WHAT YOU SHOULD DO:
Select the lines of the records containing the word "sequence" and list them.
*** EXTRACTED RECORDS ***
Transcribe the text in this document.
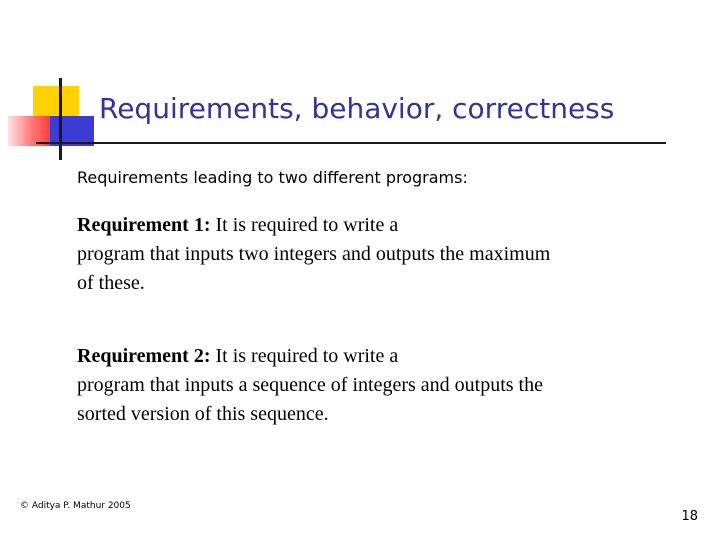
Requirements, behavior, correctness
Requirements leading to two different programs:
Requirement 1: It is required to write a
program that inputs two integers and outputs the maximum
of these.
Requirement 2: It is required to write a
program that inputs a sequence of integers and outputs the
sorted version of this sequence.
© Aditya P. Mathur 2005
18
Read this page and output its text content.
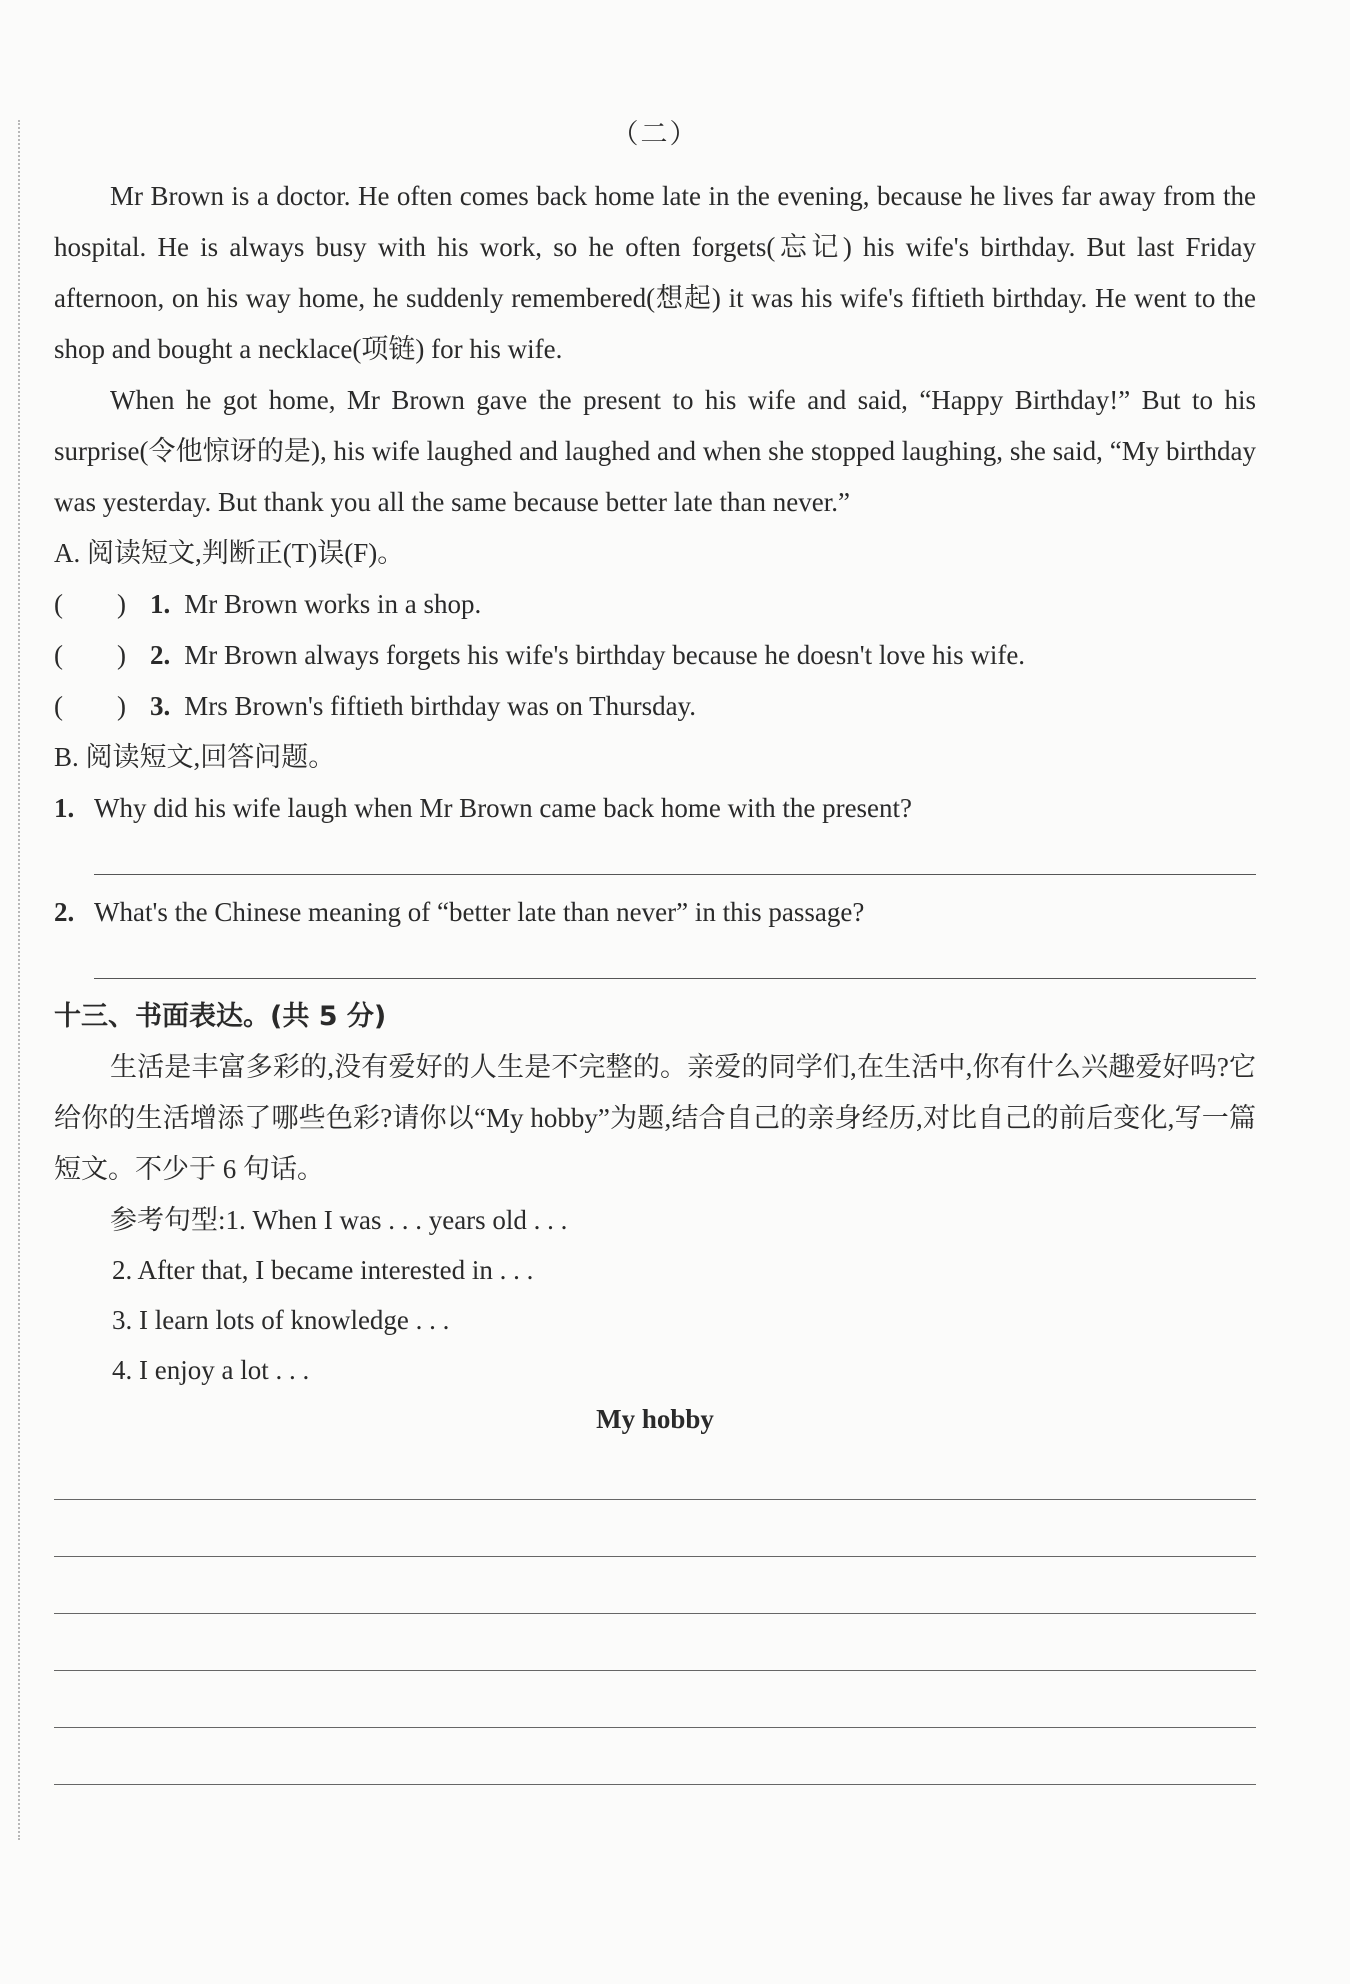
（二）

Mr Brown is a doctor. He often comes back home late in the evening, because he lives far away from the hospital. He is always busy with his work, so he often forgets(忘记) his wife's birthday. But last Friday afternoon, on his way home, he suddenly remembered(想起) it was his wife's fiftieth birthday. He went to the shop and bought a necklace(项链) for his wife.

When he got home, Mr Brown gave the present to his wife and said, “Happy Birthday!” But to his surprise(令他惊讶的是), his wife laughed and laughed and when she stopped laughing, she said, “My birthday was yesterday. But thank you all the same because better late than never.”

A. 阅读短文,判断正(T)误(F)。

(　　) 1. Mr Brown works in a shop.
(　　) 2. Mr Brown always forgets his wife's birthday because he doesn't love his wife.
(　　) 3. Mrs Brown's fiftieth birthday was on Thursday.

B. 阅读短文,回答问题。

1. Why did his wife laugh when Mr Brown came back home with the present?
2. What's the Chinese meaning of “better late than never” in this passage?

十三、书面表达。(共 5 分)

生活是丰富多彩的,没有爱好的人生是不完整的。亲爱的同学们,在生活中,你有什么兴趣爱好吗?它给你的生活增添了哪些色彩?请你以“My hobby”为题,结合自己的亲身经历,对比自己的前后变化,写一篇短文。不少于 6 句话。

参考句型:1. When I was . . . years old . . .

2. After that, I became interested in . . .

3. I learn lots of knowledge . . .

4. I enjoy a lot . . .

My hobby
***
RESPONSE:
program that inputs a sequence of integers and outputs the
sorted version of this sequence.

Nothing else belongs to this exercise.